**TASK TO COMPLETE**
Copy each line of the records below without any change.

**EXTRACTED RECORDS**

START

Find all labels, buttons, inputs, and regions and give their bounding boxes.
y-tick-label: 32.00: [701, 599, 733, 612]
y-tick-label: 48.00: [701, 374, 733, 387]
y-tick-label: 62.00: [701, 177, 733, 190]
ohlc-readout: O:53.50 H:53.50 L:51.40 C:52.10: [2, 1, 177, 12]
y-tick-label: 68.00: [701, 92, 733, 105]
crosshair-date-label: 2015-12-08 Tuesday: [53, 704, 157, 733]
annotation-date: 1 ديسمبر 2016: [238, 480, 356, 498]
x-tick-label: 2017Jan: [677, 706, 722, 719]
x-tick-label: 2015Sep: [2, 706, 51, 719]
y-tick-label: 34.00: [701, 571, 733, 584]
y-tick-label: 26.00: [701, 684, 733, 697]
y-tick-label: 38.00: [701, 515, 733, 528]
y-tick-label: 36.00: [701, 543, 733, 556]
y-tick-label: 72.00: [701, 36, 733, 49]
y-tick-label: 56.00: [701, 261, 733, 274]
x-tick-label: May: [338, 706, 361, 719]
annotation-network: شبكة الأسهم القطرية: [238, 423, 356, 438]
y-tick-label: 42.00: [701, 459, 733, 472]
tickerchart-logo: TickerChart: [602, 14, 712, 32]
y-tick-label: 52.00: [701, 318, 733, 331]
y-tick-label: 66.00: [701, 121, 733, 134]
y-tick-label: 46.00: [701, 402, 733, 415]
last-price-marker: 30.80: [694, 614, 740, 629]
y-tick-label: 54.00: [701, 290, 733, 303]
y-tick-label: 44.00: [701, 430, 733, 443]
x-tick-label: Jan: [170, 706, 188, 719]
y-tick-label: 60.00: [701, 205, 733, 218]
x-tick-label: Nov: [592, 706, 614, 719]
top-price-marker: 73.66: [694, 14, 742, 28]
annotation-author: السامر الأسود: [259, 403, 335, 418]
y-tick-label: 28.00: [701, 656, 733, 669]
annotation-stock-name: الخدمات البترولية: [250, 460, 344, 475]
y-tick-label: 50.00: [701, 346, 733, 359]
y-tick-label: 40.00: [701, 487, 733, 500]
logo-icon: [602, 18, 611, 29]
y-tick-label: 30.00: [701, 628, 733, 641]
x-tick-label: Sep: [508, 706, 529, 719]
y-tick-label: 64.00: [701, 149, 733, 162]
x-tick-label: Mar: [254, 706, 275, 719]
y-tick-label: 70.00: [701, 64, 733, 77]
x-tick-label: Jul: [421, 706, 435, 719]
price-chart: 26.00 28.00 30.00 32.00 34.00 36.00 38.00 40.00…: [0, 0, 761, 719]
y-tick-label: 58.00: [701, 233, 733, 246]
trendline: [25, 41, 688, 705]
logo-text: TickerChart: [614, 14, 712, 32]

END

**ANSWER FOR THE TASK**
Find all labels, buttons, inputs, and regions and give their bounding boxes.
y-tick-label: 32.00: [701, 599, 733, 612]
y-tick-label: 48.00: [701, 374, 733, 387]
y-tick-label: 62.00: [701, 177, 733, 190]
ohlc-readout: O:53.50 H:53.50 L:51.40 C:52.10: [2, 1, 177, 12]
y-tick-label: 68.00: [701, 92, 733, 105]
crosshair-date-label: 2015-12-08 Tuesday: [53, 704, 157, 733]
annotation-date: 1 ديسمبر 2016: [238, 480, 356, 498]
x-tick-label: 2017Jan: [677, 706, 722, 719]
x-tick-label: 2015Sep: [2, 706, 51, 719]
y-tick-label: 34.00: [701, 571, 733, 584]
y-tick-label: 26.00: [701, 684, 733, 697]
y-tick-label: 38.00: [701, 515, 733, 528]
y-tick-label: 36.00: [701, 543, 733, 556]
y-tick-label: 72.00: [701, 36, 733, 49]
y-tick-label: 56.00: [701, 261, 733, 274]
x-tick-label: May: [338, 706, 361, 719]
annotation-network: شبكة الأسهم القطرية: [238, 423, 356, 438]
y-tick-label: 42.00: [701, 459, 733, 472]
tickerchart-logo: TickerChart: [602, 14, 712, 32]
y-tick-label: 52.00: [701, 318, 733, 331]
y-tick-label: 66.00: [701, 121, 733, 134]
y-tick-label: 46.00: [701, 402, 733, 415]
last-price-marker: 30.80: [694, 614, 740, 629]
y-tick-label: 54.00: [701, 290, 733, 303]
y-tick-label: 44.00: [701, 430, 733, 443]
x-tick-label: Jan: [170, 706, 188, 719]
y-tick-label: 60.00: [701, 205, 733, 218]
x-tick-label: Nov: [592, 706, 614, 719]
top-price-marker: 73.66: [694, 14, 742, 28]
annotation-author: السامر الأسود: [259, 403, 335, 418]
y-tick-label: 28.00: [701, 656, 733, 669]
annotation-stock-name: الخدمات البترولية: [250, 460, 344, 475]
y-tick-label: 50.00: [701, 346, 733, 359]
y-tick-label: 40.00: [701, 487, 733, 500]
logo-icon: [602, 18, 611, 29]
y-tick-label: 30.00: [701, 628, 733, 641]
x-tick-label: Sep: [508, 706, 529, 719]
y-tick-label: 64.00: [701, 149, 733, 162]
x-tick-label: Mar: [254, 706, 275, 719]
y-tick-label: 70.00: [701, 64, 733, 77]
x-tick-label: Jul: [421, 706, 435, 719]
price-chart: 26.00 28.00 30.00 32.00 34.00 36.00 38.00 40.00…: [0, 0, 761, 719]
y-tick-label: 58.00: [701, 233, 733, 246]
trendline: [25, 41, 688, 705]
logo-text: TickerChart: [614, 14, 712, 32]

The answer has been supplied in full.